**THE EXERCISE:** Copy each line with the word "Ghieul" in it.

=== MATERIAL TO PROCESS ===

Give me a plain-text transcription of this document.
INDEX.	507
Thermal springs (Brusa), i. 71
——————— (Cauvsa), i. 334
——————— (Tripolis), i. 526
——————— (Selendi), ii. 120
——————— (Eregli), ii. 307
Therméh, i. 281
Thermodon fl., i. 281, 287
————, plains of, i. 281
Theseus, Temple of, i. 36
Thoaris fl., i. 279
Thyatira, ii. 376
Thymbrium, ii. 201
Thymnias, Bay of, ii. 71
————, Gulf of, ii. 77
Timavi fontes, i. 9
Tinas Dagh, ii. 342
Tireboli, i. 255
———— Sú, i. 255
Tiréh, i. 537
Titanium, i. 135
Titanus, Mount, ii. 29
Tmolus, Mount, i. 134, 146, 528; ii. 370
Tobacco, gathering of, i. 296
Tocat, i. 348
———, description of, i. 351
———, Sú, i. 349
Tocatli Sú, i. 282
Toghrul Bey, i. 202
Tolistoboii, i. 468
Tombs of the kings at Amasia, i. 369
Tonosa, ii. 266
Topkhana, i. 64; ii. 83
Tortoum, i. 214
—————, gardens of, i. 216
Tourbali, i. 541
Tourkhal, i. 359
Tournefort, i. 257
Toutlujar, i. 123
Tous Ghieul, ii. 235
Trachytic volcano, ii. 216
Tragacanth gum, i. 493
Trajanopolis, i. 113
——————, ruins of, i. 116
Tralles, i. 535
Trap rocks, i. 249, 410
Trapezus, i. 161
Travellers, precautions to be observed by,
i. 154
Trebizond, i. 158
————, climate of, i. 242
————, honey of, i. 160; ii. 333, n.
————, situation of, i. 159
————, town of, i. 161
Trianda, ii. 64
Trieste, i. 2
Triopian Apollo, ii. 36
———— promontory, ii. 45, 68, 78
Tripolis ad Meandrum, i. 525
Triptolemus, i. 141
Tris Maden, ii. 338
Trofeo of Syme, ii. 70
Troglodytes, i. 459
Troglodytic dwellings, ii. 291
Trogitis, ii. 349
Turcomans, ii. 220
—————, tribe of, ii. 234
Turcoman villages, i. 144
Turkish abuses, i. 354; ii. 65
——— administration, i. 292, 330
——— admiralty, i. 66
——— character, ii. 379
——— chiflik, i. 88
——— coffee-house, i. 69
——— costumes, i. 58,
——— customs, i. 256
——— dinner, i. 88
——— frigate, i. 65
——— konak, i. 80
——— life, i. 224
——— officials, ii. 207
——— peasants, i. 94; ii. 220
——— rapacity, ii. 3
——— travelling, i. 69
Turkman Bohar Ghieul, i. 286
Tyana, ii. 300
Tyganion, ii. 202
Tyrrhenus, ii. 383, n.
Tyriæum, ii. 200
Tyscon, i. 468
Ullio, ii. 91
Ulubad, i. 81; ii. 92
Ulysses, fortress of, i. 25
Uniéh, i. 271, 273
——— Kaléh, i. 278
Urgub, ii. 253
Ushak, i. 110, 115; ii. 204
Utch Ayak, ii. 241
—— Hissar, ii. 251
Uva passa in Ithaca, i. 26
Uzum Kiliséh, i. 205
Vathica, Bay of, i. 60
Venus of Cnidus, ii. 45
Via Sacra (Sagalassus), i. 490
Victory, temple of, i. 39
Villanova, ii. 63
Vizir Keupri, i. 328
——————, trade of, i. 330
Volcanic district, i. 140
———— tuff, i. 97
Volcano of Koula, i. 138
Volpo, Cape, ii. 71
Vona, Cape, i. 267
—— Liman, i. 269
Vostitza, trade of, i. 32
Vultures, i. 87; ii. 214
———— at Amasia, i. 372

===

**EXERCISE RESULT:**
Tous Ghieul, ii. 235
Turkman Bohar Ghieul, i. 286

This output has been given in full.